Start of Entries provided
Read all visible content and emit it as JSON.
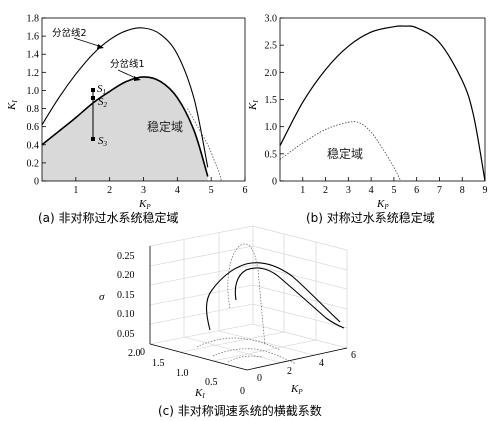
{
  "figure_a": {
    "caption": "(a) 非对称过水系统稳定域",
    "xlabel": "K",
    "xlabel_sub": "P",
    "ylabel": "K",
    "ylabel_sub": "I",
    "xticks": [
      "1",
      "2",
      "3",
      "4",
      "5",
      "6"
    ],
    "yticks": [
      "0",
      "0.2",
      "0.4",
      "0.6",
      "0.8",
      "1.0",
      "1.2",
      "1.4",
      "1.6",
      "1.8"
    ],
    "label_line2": "分岔线2",
    "label_line1": "分岔线1",
    "region_label": "稳定域",
    "s1": "S",
    "s1_sub": "1",
    "s2": "S",
    "s2_sub": "2",
    "s3": "S",
    "s3_sub": "3"
  },
  "figure_b": {
    "caption": "(b) 对称过水系统稳定域",
    "xlabel": "K",
    "xlabel_sub": "P",
    "ylabel": "K",
    "ylabel_sub": "I",
    "xticks": [
      "1",
      "2",
      "3",
      "4",
      "5",
      "6",
      "7",
      "8",
      "9"
    ],
    "yticks": [
      "0",
      "0.5",
      "1.0",
      "1.5",
      "2.0",
      "2.5",
      "3.0"
    ],
    "region_label": "稳定域"
  },
  "figure_c": {
    "caption": "(c) 非对称调速系统的横截系数",
    "zlabel": "σ",
    "zticks": [
      "0",
      "0.05",
      "0.10",
      "0.15",
      "0.20",
      "0.25"
    ],
    "ki_ticks": [
      "2.0",
      "1.5",
      "1.0",
      "0.5",
      "0"
    ],
    "ki_label": "K",
    "ki_sub": "I",
    "kp_ticks": [
      "0",
      "2",
      "4",
      "6"
    ],
    "kp_label": "K",
    "kp_sub": "P"
  },
  "chart_data": [
    {
      "type": "line",
      "id": "a",
      "xlabel": "KP",
      "ylabel": "KI",
      "xlim": [
        0,
        6
      ],
      "ylim": [
        0,
        1.8
      ],
      "series": [
        {
          "name": "分岔线2",
          "style": "solid",
          "x": [
            0,
            0.5,
            1,
            1.5,
            2,
            2.5,
            3,
            3.5,
            4,
            4.5,
            4.9
          ],
          "y": [
            0.62,
            0.92,
            1.18,
            1.4,
            1.56,
            1.66,
            1.69,
            1.62,
            1.4,
            0.9,
            0.15
          ]
        },
        {
          "name": "分岔线1",
          "style": "solid",
          "x": [
            0,
            0.5,
            1,
            1.5,
            2,
            2.5,
            3,
            3.5,
            4,
            4.5,
            4.9
          ],
          "y": [
            0.4,
            0.55,
            0.7,
            0.86,
            0.99,
            1.1,
            1.15,
            1.1,
            0.92,
            0.55,
            0.05
          ]
        },
        {
          "style": "dotted",
          "x": [
            4.3,
            4.6,
            4.9,
            5.1,
            5.25,
            5.3
          ],
          "y": [
            0.8,
            0.6,
            0.4,
            0.22,
            0.08,
            0.0
          ]
        }
      ],
      "points": [
        {
          "name": "S1",
          "x": 1.5,
          "y": 1.0
        },
        {
          "name": "S2",
          "x": 1.5,
          "y": 0.9
        },
        {
          "name": "S3",
          "x": 1.5,
          "y": 0.45
        }
      ]
    },
    {
      "type": "line",
      "id": "b",
      "xlabel": "KP",
      "ylabel": "KI",
      "xlim": [
        0,
        9
      ],
      "ylim": [
        0,
        3.0
      ],
      "series": [
        {
          "style": "solid",
          "x": [
            0,
            1,
            2,
            3,
            4,
            5,
            5.5,
            6,
            7,
            8,
            8.5,
            9
          ],
          "y": [
            0.65,
            1.45,
            2.05,
            2.48,
            2.74,
            2.84,
            2.85,
            2.82,
            2.55,
            1.85,
            1.2,
            0.0
          ]
        },
        {
          "style": "dotted",
          "x": [
            0,
            0.5,
            1,
            2,
            3,
            3.5,
            4,
            4.5,
            5,
            5.3
          ],
          "y": [
            0.4,
            0.55,
            0.7,
            0.95,
            1.08,
            1.07,
            0.9,
            0.6,
            0.25,
            0.0
          ]
        }
      ]
    },
    {
      "type": "line",
      "id": "c",
      "zlabel": "σ",
      "zlim": [
        0,
        0.25
      ],
      "ki_range": [
        0,
        2.0
      ],
      "kp_range": [
        0,
        6
      ]
    }
  ]
}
End of Entries provided
> _Exercise directions_:
With the pictures omitted, reproduce the records in full and exactly.

> _Final result_:
Read all visible content and emit it as JSON.
{
  "figure_a": {
    "caption": "(a) 非对称过水系统稳定域",
    "xlabel": "K",
    "xlabel_sub": "P",
    "ylabel": "K",
    "ylabel_sub": "I",
    "xticks": [
      "1",
      "2",
      "3",
      "4",
      "5",
      "6"
    ],
    "yticks": [
      "0",
      "0.2",
      "0.4",
      "0.6",
      "0.8",
      "1.0",
      "1.2",
      "1.4",
      "1.6",
      "1.8"
    ],
    "label_line2": "分岔线2",
    "label_line1": "分岔线1",
    "region_label": "稳定域",
    "s1": "S",
    "s1_sub": "1",
    "s2": "S",
    "s2_sub": "2",
    "s3": "S",
    "s3_sub": "3"
  },
  "figure_b": {
    "caption": "(b) 对称过水系统稳定域",
    "xlabel": "K",
    "xlabel_sub": "P",
    "ylabel": "K",
    "ylabel_sub": "I",
    "xticks": [
      "1",
      "2",
      "3",
      "4",
      "5",
      "6",
      "7",
      "8",
      "9"
    ],
    "yticks": [
      "0",
      "0.5",
      "1.0",
      "1.5",
      "2.0",
      "2.5",
      "3.0"
    ],
    "region_label": "稳定域"
  },
  "figure_c": {
    "caption": "(c) 非对称调速系统的横截系数",
    "zlabel": "σ",
    "zticks": [
      "0",
      "0.05",
      "0.10",
      "0.15",
      "0.20",
      "0.25"
    ],
    "ki_ticks": [
      "2.0",
      "1.5",
      "1.0",
      "0.5",
      "0"
    ],
    "ki_label": "K",
    "ki_sub": "I",
    "kp_ticks": [
      "0",
      "2",
      "4",
      "6"
    ],
    "kp_label": "K",
    "kp_sub": "P"
  },
  "chart_data": [
    {
      "type": "line",
      "id": "a",
      "xlabel": "KP",
      "ylabel": "KI",
      "xlim": [
        0,
        6
      ],
      "ylim": [
        0,
        1.8
      ],
      "series": [
        {
          "name": "分岔线2",
          "style": "solid",
          "x": [
            0,
            0.5,
            1,
            1.5,
            2,
            2.5,
            3,
            3.5,
            4,
            4.5,
            4.9
          ],
          "y": [
            0.62,
            0.92,
            1.18,
            1.4,
            1.56,
            1.66,
            1.69,
            1.62,
            1.4,
            0.9,
            0.15
          ]
        },
        {
          "name": "分岔线1",
          "style": "solid",
          "x": [
            0,
            0.5,
            1,
            1.5,
            2,
            2.5,
            3,
            3.5,
            4,
            4.5,
            4.9
          ],
          "y": [
            0.4,
            0.55,
            0.7,
            0.86,
            0.99,
            1.1,
            1.15,
            1.1,
            0.92,
            0.55,
            0.05
          ]
        },
        {
          "style": "dotted",
          "x": [
            4.3,
            4.6,
            4.9,
            5.1,
            5.25,
            5.3
          ],
          "y": [
            0.8,
            0.6,
            0.4,
            0.22,
            0.08,
            0.0
          ]
        }
      ],
      "points": [
        {
          "name": "S1",
          "x": 1.5,
          "y": 1.0
        },
        {
          "name": "S2",
          "x": 1.5,
          "y": 0.9
        },
        {
          "name": "S3",
          "x": 1.5,
          "y": 0.45
        }
      ]
    },
    {
      "type": "line",
      "id": "b",
      "xlabel": "KP",
      "ylabel": "KI",
      "xlim": [
        0,
        9
      ],
      "ylim": [
        0,
        3.0
      ],
      "series": [
        {
          "style": "solid",
          "x": [
            0,
            1,
            2,
            3,
            4,
            5,
            5.5,
            6,
            7,
            8,
            8.5,
            9
          ],
          "y": [
            0.65,
            1.45,
            2.05,
            2.48,
            2.74,
            2.84,
            2.85,
            2.82,
            2.55,
            1.85,
            1.2,
            0.0
          ]
        },
        {
          "style": "dotted",
          "x": [
            0,
            0.5,
            1,
            2,
            3,
            3.5,
            4,
            4.5,
            5,
            5.3
          ],
          "y": [
            0.4,
            0.55,
            0.7,
            0.95,
            1.08,
            1.07,
            0.9,
            0.6,
            0.25,
            0.0
          ]
        }
      ]
    },
    {
      "type": "line",
      "id": "c",
      "zlabel": "σ",
      "zlim": [
        0,
        0.25
      ],
      "ki_range": [
        0,
        2.0
      ],
      "kp_range": [
        0,
        6
      ]
    }
  ]
}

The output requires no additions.